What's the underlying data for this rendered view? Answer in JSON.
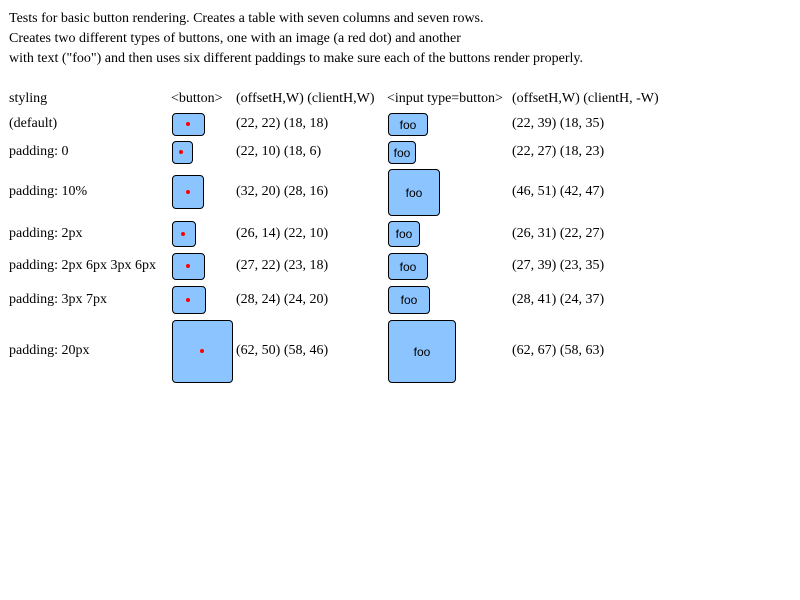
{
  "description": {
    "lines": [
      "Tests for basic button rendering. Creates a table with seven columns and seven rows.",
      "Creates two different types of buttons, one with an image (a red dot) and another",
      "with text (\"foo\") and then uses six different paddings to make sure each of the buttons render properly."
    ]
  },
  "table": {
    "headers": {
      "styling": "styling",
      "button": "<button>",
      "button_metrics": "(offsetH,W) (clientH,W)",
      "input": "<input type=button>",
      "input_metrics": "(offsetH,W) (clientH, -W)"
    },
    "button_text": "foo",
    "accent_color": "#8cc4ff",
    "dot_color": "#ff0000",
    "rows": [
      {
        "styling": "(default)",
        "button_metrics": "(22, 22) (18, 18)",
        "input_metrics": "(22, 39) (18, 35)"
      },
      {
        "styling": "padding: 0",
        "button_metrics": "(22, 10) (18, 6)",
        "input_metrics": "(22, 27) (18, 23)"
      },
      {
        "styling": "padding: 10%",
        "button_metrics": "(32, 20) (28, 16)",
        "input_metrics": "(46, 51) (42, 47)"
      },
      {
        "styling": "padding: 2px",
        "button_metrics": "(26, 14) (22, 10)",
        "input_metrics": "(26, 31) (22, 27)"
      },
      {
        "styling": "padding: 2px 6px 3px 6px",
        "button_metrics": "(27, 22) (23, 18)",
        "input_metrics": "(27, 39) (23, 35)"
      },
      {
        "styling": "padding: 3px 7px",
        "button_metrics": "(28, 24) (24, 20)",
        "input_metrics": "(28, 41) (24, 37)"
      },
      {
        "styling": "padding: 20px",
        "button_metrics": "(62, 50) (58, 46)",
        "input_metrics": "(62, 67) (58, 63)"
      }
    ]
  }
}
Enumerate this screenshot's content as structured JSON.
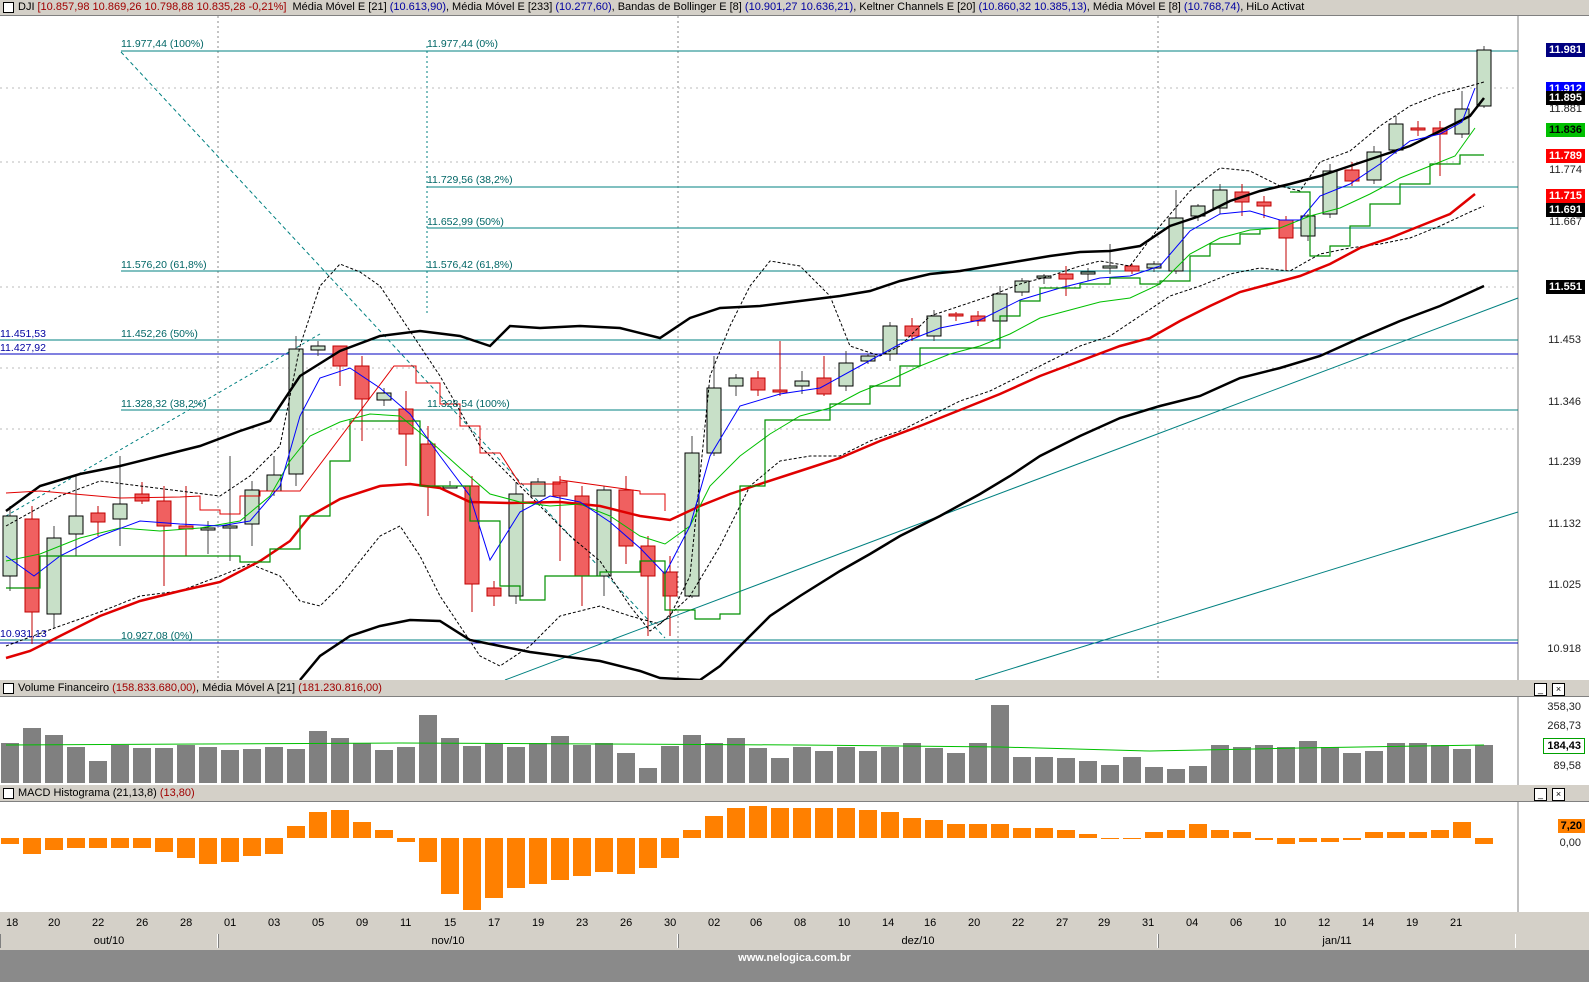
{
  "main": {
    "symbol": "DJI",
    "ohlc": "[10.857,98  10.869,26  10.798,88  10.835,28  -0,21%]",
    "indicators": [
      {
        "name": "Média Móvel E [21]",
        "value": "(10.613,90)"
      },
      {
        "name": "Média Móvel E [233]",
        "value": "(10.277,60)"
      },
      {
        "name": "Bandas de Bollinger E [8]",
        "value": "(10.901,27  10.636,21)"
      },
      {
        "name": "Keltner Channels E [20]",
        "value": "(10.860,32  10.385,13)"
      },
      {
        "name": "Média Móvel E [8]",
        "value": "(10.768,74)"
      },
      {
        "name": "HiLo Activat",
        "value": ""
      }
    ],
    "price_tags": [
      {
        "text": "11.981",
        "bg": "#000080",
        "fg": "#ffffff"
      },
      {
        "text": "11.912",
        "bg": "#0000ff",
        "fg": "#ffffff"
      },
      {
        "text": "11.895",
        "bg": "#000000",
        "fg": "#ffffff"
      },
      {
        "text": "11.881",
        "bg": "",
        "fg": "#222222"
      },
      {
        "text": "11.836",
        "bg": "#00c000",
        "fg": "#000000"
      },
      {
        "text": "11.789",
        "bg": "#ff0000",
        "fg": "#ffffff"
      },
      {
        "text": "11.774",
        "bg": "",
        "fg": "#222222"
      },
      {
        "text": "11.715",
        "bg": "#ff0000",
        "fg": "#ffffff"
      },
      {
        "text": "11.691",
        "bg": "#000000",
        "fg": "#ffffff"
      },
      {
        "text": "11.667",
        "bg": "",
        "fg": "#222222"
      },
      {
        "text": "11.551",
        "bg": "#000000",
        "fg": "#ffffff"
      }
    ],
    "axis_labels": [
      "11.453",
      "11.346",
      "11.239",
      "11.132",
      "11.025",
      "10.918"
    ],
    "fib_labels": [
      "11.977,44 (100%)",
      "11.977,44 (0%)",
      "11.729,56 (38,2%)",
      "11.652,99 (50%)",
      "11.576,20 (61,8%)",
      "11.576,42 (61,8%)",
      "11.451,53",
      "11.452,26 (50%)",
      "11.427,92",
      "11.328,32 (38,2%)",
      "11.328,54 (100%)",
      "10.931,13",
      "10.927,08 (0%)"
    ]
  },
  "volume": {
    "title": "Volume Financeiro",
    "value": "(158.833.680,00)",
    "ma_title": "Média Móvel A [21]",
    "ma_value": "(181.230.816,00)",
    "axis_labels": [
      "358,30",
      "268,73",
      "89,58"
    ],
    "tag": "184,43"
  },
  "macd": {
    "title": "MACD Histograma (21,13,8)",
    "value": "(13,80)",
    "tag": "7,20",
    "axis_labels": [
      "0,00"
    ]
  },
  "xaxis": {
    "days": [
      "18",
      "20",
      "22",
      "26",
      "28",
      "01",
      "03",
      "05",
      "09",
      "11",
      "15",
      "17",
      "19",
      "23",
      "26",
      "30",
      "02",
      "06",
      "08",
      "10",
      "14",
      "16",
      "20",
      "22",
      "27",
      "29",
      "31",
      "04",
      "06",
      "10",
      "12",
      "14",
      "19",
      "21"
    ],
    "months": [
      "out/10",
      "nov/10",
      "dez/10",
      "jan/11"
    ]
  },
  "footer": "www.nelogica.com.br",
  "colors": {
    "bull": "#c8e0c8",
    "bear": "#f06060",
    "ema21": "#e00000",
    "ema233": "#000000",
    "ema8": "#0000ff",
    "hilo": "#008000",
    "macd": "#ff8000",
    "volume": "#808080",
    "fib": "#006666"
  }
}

┄┄┄┄┄┄┄┄┄┄

YOUR GOAL » Find the word "Média" and list each line it appears in.

EXERCISE OUTPUT »
        "name": "Média Móvel E [21]",
        "name": "Média Móvel E [233]",
        "name": "Média Móvel E [8]",
    "ma_title": "Média Móvel A [21]",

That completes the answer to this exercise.